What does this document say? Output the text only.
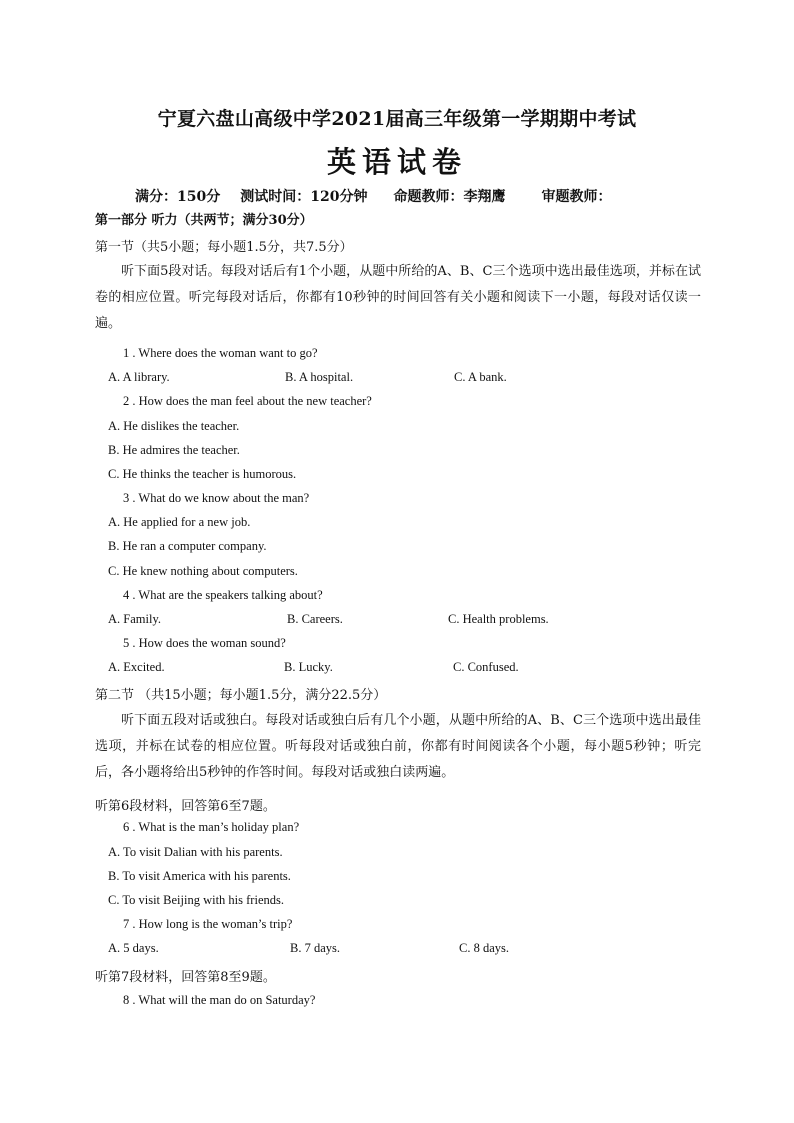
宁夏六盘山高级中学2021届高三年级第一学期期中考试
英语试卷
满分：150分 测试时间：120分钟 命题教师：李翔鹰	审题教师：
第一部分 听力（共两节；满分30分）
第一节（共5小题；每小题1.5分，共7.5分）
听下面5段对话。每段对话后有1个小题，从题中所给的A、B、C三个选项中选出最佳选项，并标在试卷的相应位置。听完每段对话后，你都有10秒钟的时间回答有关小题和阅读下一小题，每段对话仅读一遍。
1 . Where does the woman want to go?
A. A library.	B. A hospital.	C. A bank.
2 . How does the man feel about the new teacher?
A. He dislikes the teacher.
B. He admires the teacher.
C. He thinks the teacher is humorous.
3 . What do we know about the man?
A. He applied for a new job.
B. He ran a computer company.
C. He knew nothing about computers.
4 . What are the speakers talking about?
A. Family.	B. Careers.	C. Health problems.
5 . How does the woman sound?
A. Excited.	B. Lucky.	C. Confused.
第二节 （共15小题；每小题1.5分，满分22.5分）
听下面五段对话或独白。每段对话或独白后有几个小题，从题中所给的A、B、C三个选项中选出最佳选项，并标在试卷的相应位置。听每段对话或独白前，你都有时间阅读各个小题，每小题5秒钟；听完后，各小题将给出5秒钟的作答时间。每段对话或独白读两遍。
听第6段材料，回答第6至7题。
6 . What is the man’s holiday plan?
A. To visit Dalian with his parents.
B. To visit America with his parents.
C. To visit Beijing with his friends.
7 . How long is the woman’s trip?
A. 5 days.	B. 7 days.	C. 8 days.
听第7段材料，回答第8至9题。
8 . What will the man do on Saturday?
....
Take every line from the data that contains the word "visit".

A. To visit Dalian with his parents.
B. To visit America with his parents.
C. To visit Beijing with his friends.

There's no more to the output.